** What is required **
Recast the records from the start through the line containing "period-5m-button[interactable]: 5分: [578, 558, 700, 618]" as a Markdown table with two columns, Index and Text. Give each line its number under Index and the line itself under Text, and leave out blank lines.

•••••

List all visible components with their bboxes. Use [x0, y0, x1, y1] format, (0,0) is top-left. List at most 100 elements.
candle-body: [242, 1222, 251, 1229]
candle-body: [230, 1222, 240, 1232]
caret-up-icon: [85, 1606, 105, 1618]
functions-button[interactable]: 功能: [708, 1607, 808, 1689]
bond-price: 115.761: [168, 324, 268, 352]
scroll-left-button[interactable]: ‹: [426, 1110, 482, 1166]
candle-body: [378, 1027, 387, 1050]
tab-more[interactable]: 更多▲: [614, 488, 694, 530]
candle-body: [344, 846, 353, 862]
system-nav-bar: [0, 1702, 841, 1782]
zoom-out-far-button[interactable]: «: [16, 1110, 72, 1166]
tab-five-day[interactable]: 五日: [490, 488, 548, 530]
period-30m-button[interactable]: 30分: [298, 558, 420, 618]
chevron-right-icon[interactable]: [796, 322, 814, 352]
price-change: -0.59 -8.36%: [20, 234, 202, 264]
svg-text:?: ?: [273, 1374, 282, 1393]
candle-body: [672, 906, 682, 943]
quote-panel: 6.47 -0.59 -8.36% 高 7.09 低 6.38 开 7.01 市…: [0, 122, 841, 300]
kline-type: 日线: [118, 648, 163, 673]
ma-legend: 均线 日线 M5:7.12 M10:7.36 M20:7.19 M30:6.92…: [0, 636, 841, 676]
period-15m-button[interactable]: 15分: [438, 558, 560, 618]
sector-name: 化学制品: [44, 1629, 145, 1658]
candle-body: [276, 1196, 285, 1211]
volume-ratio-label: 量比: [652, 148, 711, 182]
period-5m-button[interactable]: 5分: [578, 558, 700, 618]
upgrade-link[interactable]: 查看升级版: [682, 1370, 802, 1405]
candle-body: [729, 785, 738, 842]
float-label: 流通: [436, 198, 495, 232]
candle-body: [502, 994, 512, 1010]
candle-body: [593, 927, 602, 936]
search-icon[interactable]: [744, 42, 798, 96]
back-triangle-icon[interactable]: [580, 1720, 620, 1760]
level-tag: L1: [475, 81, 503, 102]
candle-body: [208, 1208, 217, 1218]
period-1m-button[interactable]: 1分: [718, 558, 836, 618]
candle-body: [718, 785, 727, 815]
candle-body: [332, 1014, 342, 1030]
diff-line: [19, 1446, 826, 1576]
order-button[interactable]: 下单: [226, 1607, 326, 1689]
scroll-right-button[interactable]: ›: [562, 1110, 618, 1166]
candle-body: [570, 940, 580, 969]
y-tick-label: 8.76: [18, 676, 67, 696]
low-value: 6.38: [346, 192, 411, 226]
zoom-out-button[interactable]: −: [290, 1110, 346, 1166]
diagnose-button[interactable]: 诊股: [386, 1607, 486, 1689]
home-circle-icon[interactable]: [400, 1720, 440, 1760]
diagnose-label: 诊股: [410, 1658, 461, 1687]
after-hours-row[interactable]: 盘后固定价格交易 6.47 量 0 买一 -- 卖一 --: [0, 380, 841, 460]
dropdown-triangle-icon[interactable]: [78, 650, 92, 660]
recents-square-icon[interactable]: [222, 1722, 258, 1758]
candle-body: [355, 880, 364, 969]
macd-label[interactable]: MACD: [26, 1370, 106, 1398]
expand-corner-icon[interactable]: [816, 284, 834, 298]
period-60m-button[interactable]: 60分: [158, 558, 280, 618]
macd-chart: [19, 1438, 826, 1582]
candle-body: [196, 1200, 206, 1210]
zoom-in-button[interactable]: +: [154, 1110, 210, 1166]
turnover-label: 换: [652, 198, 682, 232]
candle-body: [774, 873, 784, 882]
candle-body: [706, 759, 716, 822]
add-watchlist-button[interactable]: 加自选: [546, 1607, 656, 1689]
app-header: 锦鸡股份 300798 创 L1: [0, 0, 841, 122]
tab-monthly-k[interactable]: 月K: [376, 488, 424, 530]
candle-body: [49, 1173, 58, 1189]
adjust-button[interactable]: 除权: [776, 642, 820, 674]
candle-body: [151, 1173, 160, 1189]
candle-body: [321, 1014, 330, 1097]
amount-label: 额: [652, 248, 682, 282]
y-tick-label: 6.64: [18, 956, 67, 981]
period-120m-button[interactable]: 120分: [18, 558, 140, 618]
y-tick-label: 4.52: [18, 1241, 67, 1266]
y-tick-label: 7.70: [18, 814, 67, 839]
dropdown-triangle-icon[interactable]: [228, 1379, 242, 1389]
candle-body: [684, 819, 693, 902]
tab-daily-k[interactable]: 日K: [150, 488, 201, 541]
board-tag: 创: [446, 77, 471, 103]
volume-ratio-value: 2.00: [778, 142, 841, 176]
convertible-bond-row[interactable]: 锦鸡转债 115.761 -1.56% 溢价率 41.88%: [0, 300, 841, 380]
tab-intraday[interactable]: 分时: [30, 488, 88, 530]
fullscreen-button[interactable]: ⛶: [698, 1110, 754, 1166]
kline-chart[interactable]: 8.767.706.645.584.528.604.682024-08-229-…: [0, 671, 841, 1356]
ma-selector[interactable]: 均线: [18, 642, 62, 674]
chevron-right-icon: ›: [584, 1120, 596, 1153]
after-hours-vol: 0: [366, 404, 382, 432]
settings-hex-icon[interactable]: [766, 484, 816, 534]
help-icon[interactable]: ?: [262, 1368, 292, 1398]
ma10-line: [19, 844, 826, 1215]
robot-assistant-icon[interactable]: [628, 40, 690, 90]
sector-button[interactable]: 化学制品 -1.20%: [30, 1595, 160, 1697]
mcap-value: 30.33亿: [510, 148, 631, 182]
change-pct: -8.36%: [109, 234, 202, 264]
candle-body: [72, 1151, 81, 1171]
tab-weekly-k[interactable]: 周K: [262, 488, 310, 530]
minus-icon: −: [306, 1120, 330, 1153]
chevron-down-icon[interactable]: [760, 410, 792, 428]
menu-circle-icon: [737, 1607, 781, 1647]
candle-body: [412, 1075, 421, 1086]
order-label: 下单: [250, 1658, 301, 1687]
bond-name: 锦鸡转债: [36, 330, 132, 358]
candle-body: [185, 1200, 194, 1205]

•••••

** Problem solution **
| Index | Text |
|---|---|
| 1 | List all visible components with their bboxes. Use [x0, y0, x1, y1] format, (0,0) is top-left. List at most 100 elements. |
| 2 | candle-body: [242, 1222, 251, 1229] |
| 3 | candle-body: [230, 1222, 240, 1232] |
| 4 | caret-up-icon: [85, 1606, 105, 1618] |
| 5 | functions-button[interactable]: 功能: [708, 1607, 808, 1689] |
| 6 | bond-price: 115.761: [168, 324, 268, 352] |
| 7 | scroll-left-button[interactable]: ‹: [426, 1110, 482, 1166] |
| 8 | candle-body: [378, 1027, 387, 1050] |
| 9 | tab-more[interactable]: 更多▲: [614, 488, 694, 530] |
| 10 | candle-body: [344, 846, 353, 862] |
| 11 | system-nav-bar: [0, 1702, 841, 1782] |
| 12 | zoom-out-far-button[interactable]: «: [16, 1110, 72, 1166] |
| 13 | tab-five-day[interactable]: 五日: [490, 488, 548, 530] |
| 14 | period-30m-button[interactable]: 30分: [298, 558, 420, 618] |
| 15 | chevron-right-icon[interactable]: [796, 322, 814, 352] |
| 16 | price-change: -0.59 -8.36%: [20, 234, 202, 264] |
| 17 | svg-text:?: ?: [273, 1374, 282, 1393] |
| 18 | candle-body: [672, 906, 682, 943] |
| 19 | quote-panel: 6.47 -0.59 -8.36% 高 7.09 低 6.38 开 7.01 市…: [0, 122, 841, 300] |
| 20 | kline-type: 日线: [118, 648, 163, 673] |
| 21 | ma-legend: 均线 日线 M5:7.12 M10:7.36 M20:7.19 M30:6.92…: [0, 636, 841, 676] |
| 22 | period-15m-button[interactable]: 15分: [438, 558, 560, 618] |
| 23 | sector-name: 化学制品: [44, 1629, 145, 1658] |
| 24 | candle-body: [276, 1196, 285, 1211] |
| 25 | volume-ratio-label: 量比: [652, 148, 711, 182] |
| 26 | period-5m-button[interactable]: 5分: [578, 558, 700, 618] |